--- Start of INFORMATION SHOWN ---
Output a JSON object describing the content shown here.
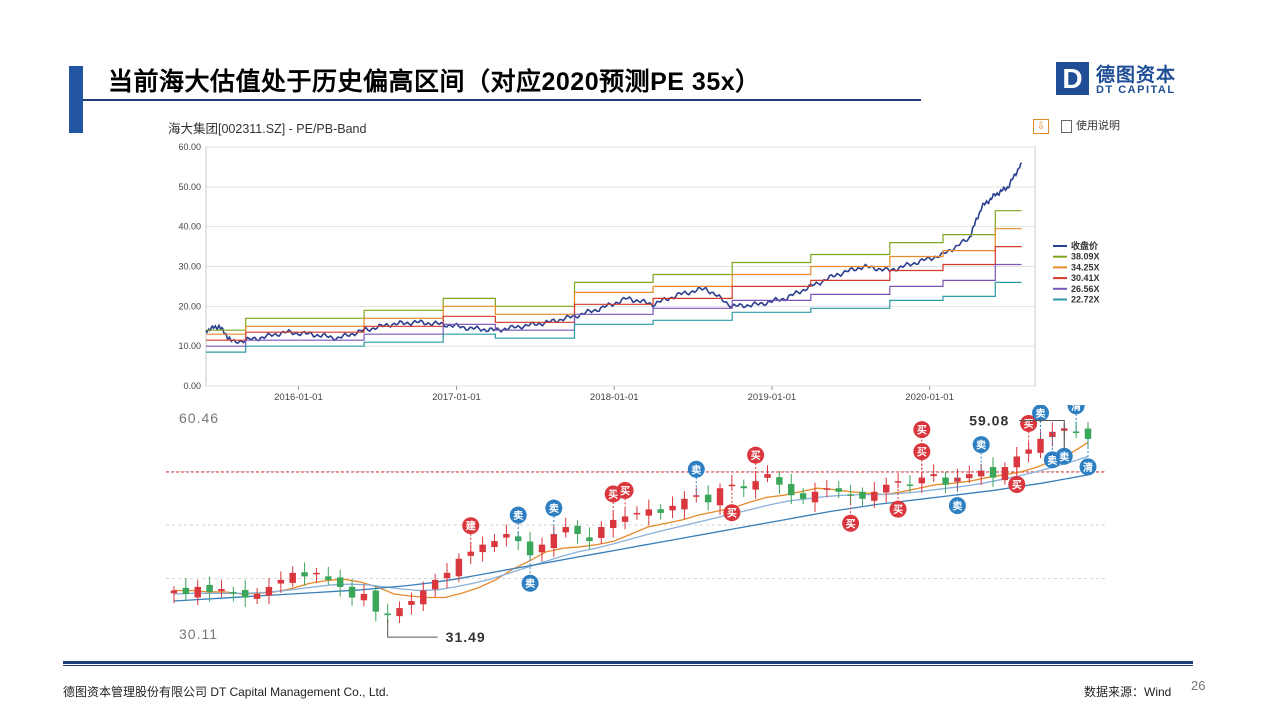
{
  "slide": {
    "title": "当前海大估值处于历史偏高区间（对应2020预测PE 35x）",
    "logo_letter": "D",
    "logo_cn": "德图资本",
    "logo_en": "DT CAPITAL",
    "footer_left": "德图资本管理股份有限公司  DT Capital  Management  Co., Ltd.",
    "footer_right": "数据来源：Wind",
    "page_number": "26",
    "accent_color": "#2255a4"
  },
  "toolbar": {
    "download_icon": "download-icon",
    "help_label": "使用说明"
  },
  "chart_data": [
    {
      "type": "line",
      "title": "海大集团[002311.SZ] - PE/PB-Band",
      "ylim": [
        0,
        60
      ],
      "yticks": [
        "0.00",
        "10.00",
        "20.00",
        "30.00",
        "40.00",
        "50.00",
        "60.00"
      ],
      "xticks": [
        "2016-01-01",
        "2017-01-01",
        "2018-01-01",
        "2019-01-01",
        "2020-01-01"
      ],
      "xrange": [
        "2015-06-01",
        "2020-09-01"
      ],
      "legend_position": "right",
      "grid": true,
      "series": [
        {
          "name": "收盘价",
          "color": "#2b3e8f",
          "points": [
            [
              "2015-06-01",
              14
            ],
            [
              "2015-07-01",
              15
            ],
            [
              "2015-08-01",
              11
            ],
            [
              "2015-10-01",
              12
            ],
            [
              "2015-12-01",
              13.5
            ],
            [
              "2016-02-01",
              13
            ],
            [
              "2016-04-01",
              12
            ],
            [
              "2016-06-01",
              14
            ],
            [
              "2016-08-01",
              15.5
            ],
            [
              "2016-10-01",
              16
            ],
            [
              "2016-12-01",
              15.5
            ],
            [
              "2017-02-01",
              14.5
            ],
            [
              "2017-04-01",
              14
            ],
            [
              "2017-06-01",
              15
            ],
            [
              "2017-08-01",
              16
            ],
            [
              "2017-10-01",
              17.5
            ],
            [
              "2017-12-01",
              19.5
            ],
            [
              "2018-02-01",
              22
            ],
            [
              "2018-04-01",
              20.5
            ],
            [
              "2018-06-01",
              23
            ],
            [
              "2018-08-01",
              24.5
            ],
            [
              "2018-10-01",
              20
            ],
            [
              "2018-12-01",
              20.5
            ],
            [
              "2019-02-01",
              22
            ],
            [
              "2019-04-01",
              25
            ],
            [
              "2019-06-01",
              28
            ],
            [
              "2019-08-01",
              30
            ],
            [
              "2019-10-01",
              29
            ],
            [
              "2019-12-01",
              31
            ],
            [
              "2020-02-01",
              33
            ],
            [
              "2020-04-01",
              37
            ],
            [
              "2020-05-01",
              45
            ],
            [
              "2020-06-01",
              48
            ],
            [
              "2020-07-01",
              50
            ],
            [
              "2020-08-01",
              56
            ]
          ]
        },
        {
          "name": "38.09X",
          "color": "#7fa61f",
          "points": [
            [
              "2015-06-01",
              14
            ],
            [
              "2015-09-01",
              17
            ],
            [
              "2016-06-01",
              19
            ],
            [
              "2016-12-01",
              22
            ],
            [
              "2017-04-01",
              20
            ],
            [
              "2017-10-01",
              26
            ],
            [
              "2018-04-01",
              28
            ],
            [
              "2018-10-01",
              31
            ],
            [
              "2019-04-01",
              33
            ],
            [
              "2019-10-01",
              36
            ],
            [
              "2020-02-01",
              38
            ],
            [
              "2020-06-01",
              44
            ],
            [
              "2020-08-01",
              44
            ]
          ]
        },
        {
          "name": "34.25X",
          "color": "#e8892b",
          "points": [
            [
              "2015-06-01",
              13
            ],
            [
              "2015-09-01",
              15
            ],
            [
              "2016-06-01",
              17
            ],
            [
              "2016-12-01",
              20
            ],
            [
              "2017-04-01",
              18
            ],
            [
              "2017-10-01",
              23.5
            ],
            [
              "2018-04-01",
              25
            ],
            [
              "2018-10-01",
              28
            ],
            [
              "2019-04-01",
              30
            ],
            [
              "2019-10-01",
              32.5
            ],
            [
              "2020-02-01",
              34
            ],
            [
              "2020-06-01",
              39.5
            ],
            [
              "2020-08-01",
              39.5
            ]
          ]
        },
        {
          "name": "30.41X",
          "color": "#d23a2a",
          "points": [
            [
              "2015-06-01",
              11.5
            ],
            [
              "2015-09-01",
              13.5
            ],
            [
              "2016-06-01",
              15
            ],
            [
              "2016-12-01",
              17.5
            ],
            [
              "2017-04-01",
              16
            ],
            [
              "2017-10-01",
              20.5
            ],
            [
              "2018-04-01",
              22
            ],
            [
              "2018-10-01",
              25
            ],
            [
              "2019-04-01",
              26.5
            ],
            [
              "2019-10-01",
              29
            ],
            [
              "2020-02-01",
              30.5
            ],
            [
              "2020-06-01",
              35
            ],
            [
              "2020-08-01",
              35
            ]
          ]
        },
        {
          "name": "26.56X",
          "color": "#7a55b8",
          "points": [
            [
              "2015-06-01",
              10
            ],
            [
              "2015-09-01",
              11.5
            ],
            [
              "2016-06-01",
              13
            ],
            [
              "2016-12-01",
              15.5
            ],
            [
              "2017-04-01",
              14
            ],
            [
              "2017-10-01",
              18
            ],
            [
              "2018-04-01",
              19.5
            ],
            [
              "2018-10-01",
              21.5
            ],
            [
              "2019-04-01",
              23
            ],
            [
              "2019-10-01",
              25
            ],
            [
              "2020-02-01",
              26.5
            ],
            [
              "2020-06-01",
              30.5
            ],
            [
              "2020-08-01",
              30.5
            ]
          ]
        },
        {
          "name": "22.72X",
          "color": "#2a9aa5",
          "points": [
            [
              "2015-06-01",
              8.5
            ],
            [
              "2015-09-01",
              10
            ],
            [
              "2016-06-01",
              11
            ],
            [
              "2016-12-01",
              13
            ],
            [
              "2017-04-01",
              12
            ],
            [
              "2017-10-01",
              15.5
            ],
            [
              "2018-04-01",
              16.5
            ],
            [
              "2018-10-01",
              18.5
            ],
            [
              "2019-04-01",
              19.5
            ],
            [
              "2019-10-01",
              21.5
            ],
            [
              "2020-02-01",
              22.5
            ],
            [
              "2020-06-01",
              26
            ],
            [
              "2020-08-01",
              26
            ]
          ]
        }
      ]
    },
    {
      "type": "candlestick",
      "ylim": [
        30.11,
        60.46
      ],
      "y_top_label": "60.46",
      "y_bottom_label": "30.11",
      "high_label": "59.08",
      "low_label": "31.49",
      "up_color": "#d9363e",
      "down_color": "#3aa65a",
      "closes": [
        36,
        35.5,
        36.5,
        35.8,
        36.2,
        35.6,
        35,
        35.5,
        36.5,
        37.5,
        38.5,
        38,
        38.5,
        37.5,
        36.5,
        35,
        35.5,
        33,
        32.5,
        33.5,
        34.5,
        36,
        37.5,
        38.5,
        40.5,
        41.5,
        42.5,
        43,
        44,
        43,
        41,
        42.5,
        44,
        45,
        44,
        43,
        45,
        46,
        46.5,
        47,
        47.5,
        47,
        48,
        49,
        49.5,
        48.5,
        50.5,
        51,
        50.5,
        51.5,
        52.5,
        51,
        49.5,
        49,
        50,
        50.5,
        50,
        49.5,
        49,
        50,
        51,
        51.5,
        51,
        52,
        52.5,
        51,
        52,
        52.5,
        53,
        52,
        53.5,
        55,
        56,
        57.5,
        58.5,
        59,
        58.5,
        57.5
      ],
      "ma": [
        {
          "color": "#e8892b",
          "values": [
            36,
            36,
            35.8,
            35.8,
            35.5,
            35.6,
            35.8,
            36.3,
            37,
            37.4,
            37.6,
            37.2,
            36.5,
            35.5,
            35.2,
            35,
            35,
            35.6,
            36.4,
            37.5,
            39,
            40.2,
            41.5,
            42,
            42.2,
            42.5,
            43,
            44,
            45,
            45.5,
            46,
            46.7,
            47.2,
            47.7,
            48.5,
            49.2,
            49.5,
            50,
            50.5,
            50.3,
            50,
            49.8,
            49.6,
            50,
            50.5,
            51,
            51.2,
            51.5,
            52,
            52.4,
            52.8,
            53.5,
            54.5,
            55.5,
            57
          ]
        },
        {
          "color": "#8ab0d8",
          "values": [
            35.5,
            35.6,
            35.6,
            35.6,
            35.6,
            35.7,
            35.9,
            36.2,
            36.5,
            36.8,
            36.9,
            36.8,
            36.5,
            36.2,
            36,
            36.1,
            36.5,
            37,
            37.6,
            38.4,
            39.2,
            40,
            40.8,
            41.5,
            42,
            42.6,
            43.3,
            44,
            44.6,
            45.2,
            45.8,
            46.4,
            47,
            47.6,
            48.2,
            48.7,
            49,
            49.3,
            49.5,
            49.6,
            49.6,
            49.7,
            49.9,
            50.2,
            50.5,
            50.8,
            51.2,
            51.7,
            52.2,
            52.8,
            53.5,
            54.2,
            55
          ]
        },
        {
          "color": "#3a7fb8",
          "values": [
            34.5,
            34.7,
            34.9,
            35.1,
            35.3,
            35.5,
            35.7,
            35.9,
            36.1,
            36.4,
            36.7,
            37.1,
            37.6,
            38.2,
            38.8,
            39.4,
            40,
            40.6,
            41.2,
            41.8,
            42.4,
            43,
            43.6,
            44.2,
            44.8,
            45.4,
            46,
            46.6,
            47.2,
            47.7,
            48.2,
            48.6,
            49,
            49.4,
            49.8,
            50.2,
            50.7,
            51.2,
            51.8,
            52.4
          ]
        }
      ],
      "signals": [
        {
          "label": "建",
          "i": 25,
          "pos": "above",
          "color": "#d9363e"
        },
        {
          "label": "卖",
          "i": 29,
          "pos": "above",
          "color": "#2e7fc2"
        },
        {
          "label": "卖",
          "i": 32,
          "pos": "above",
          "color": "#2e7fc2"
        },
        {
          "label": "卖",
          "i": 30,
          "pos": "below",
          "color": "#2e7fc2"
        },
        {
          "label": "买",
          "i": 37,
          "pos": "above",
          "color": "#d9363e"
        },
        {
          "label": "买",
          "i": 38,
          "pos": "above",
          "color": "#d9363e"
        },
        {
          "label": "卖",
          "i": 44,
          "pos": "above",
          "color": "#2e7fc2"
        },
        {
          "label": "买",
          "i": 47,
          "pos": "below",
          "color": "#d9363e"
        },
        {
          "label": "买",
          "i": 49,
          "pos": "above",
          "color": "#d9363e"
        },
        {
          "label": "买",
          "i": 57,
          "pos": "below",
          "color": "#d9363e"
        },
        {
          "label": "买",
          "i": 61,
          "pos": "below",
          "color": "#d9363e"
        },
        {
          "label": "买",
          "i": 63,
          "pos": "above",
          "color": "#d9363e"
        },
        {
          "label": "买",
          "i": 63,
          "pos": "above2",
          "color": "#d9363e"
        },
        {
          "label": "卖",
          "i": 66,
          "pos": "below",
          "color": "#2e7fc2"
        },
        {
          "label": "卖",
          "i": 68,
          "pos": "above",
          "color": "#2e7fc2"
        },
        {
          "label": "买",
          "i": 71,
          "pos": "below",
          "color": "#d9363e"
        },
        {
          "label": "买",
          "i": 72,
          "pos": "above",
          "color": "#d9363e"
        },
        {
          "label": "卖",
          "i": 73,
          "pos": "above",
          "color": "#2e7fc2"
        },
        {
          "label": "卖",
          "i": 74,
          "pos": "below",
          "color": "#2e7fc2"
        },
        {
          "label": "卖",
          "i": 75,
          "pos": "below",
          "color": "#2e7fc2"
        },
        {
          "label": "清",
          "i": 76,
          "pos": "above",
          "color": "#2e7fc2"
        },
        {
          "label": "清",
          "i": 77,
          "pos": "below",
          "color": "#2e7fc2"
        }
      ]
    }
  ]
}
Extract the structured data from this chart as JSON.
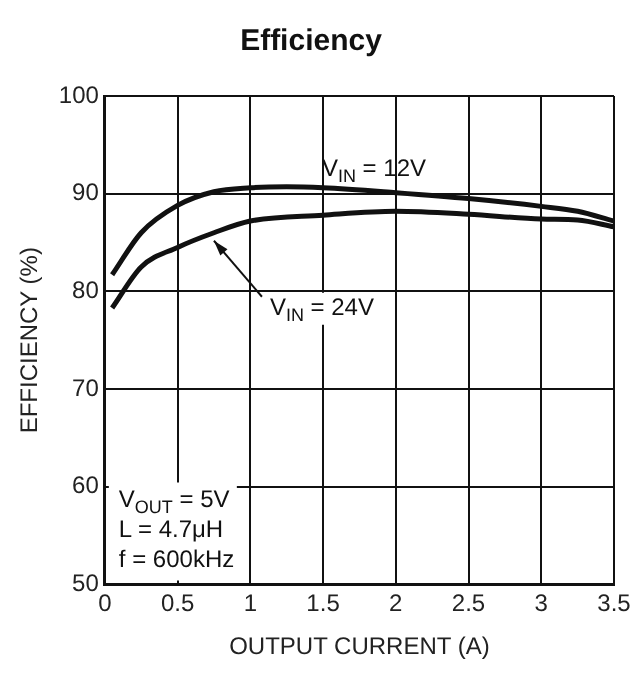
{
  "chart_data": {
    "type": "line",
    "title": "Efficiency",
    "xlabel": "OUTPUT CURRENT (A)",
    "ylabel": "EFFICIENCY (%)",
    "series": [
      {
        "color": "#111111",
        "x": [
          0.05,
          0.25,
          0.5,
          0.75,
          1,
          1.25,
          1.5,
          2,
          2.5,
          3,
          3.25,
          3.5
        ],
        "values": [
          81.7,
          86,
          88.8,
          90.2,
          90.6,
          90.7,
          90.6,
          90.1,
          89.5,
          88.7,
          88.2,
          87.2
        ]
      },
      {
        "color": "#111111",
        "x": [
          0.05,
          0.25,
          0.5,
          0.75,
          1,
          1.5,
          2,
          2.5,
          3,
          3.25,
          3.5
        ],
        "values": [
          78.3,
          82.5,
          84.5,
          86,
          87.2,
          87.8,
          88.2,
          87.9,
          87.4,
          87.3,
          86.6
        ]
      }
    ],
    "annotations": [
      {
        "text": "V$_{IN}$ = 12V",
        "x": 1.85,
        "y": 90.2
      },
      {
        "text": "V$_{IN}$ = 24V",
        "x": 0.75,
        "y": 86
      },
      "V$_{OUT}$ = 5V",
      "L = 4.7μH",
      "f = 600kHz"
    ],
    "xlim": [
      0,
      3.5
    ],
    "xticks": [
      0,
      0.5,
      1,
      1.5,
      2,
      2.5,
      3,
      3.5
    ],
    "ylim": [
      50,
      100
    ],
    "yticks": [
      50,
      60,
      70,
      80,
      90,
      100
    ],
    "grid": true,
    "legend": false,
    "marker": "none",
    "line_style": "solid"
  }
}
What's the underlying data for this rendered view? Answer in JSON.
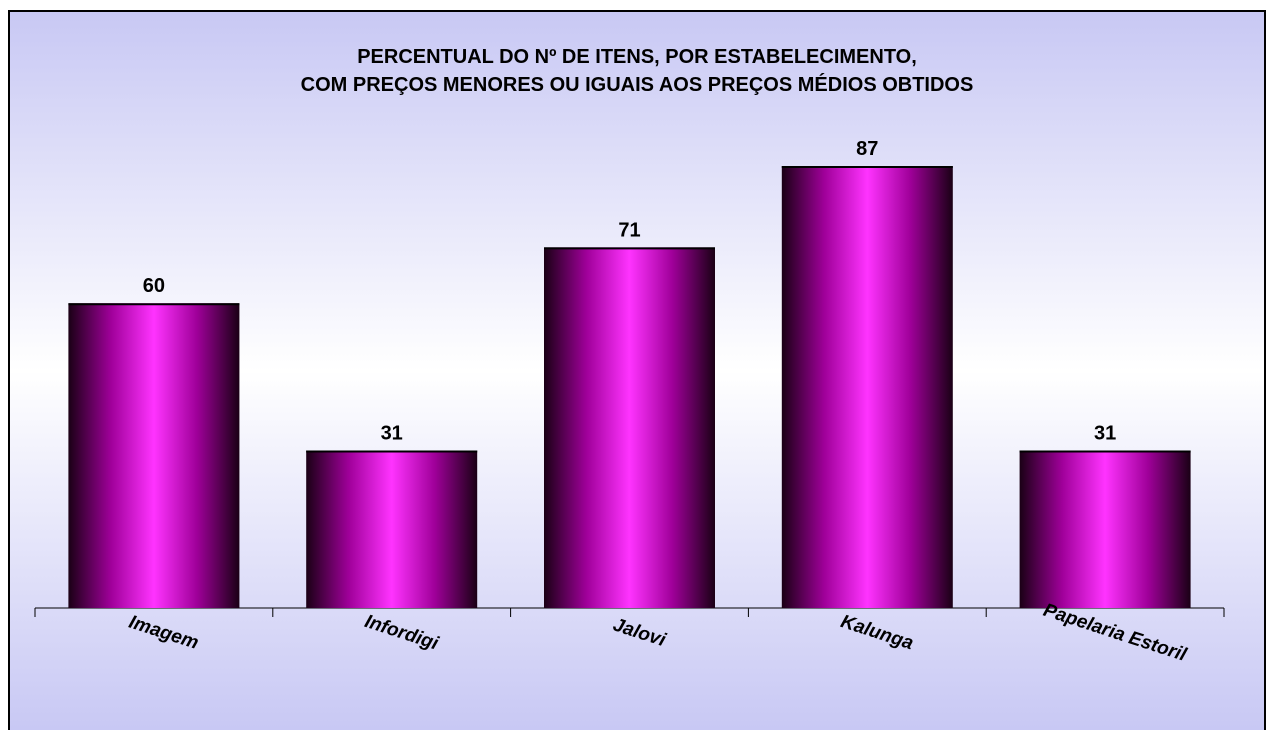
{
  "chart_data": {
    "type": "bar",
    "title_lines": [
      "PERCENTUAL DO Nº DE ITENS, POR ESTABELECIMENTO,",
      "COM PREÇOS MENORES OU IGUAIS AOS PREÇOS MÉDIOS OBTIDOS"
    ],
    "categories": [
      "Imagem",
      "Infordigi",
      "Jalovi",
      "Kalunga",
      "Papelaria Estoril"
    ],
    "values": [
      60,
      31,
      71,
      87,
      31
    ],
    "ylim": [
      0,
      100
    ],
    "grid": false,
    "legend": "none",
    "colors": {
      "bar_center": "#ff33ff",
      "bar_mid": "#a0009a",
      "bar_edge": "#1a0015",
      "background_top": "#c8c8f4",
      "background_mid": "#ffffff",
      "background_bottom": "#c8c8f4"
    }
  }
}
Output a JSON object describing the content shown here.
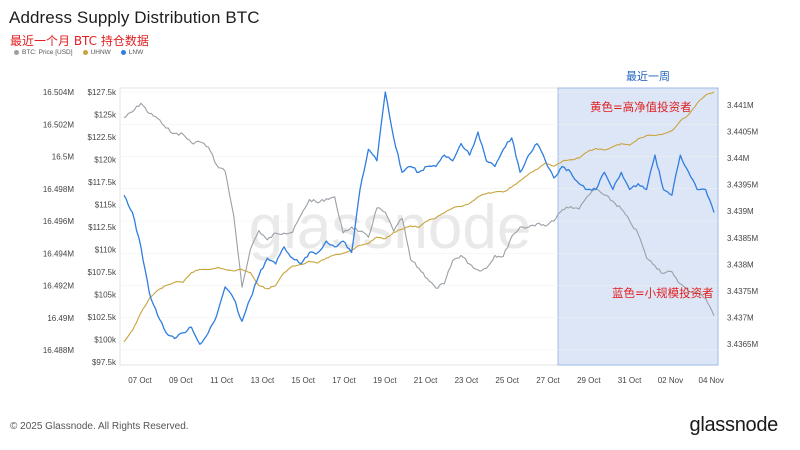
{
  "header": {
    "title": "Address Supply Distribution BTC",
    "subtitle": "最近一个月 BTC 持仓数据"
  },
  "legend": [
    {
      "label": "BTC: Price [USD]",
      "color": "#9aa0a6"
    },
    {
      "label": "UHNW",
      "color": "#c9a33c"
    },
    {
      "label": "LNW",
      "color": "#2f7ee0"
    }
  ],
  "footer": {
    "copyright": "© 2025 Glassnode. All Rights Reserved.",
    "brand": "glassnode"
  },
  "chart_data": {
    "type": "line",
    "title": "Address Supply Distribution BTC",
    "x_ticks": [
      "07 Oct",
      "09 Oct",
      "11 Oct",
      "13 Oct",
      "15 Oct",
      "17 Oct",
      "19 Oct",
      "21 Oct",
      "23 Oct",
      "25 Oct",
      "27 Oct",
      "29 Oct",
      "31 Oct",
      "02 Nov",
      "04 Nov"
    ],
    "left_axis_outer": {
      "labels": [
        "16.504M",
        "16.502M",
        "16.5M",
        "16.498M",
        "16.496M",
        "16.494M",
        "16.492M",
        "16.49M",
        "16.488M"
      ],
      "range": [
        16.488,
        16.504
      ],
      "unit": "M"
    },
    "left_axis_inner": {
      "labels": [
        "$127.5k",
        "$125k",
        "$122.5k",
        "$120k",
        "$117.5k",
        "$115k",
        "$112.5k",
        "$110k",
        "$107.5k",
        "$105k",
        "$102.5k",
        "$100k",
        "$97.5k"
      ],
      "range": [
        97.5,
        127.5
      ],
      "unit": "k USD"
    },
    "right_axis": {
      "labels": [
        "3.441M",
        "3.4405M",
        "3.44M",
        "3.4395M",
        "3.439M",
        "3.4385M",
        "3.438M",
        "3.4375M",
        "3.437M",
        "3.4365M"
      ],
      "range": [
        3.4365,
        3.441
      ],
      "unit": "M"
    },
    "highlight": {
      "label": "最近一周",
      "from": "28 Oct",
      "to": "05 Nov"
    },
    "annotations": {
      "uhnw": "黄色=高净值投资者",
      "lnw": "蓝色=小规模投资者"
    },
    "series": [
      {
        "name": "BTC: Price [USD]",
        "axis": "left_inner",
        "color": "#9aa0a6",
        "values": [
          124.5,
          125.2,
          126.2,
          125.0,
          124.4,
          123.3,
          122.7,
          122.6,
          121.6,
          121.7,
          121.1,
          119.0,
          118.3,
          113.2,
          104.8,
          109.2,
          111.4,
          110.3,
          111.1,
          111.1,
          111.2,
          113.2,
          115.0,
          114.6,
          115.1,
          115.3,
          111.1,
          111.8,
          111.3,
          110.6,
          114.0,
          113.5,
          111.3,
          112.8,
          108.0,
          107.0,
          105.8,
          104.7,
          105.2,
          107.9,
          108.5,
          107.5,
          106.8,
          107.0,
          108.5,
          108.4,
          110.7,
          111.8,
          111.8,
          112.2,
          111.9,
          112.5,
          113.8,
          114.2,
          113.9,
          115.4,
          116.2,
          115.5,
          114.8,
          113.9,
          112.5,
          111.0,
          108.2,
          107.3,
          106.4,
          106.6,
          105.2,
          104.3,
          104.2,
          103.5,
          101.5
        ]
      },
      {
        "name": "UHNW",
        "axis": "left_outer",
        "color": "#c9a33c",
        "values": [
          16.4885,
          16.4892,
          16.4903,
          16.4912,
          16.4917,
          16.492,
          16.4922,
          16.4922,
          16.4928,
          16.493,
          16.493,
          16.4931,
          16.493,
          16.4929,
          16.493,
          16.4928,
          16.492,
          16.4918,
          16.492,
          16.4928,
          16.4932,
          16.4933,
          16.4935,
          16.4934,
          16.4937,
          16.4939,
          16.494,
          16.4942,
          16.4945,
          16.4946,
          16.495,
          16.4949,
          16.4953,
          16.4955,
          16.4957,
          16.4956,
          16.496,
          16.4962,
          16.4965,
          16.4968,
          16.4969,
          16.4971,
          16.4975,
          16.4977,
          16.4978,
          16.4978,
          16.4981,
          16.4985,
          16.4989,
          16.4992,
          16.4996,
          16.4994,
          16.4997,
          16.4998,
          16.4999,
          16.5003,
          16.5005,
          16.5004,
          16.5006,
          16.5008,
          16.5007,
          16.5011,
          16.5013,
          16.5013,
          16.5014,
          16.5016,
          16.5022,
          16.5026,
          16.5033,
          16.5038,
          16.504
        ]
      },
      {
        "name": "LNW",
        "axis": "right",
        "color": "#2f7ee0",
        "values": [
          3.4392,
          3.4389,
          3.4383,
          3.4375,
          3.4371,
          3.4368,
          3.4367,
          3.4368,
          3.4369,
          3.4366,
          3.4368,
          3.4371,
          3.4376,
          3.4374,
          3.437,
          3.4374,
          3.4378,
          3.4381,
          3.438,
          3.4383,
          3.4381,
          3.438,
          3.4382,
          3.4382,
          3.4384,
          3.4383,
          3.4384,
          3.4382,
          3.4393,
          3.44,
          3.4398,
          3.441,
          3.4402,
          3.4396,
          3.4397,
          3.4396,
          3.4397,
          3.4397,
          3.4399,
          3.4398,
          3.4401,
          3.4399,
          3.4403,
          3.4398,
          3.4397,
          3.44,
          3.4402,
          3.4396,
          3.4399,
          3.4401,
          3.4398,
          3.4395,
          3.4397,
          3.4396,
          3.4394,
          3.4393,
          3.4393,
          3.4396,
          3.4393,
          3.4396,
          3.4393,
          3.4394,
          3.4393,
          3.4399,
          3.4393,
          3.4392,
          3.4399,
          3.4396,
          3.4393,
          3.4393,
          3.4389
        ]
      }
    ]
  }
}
--- End of INFORMATION SHOWN ---
#### EXERCISE PROMPT:
List all lines in the material containing the string "Price".

#### FINAL ANSWER:
      "label": "BTC: Price [USD]",
        "name": "BTC: Price [USD]",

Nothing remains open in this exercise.